▶ **Task directions**: Tally the lines of the listing that contain the word "Untitled", then give the total and nothing else.

▶ **Record set**:
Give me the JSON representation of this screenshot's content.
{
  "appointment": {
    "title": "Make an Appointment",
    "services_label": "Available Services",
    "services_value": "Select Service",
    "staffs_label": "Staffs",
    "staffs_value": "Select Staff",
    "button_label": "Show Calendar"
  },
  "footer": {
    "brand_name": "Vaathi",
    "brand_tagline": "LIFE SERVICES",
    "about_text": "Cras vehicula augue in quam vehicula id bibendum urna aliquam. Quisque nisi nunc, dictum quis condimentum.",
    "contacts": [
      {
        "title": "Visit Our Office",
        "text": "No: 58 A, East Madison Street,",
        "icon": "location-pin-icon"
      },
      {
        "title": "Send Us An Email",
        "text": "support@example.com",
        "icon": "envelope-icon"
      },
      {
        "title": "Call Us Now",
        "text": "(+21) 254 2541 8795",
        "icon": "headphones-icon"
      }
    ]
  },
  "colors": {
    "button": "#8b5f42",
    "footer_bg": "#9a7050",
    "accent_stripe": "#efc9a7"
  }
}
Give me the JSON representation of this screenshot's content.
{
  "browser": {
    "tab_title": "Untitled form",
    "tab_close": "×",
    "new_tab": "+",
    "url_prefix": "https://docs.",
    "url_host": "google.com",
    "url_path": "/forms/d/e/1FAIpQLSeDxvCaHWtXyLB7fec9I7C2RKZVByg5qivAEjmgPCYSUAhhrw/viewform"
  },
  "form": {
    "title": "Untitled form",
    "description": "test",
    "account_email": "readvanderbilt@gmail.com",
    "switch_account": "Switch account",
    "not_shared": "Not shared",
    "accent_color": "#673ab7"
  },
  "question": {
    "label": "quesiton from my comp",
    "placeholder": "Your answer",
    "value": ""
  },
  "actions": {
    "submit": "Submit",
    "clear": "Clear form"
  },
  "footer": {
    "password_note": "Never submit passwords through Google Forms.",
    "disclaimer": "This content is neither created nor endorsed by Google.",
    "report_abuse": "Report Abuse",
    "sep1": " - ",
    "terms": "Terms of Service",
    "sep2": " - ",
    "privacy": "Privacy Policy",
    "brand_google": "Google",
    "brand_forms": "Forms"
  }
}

▶ **Completed exercise**: 2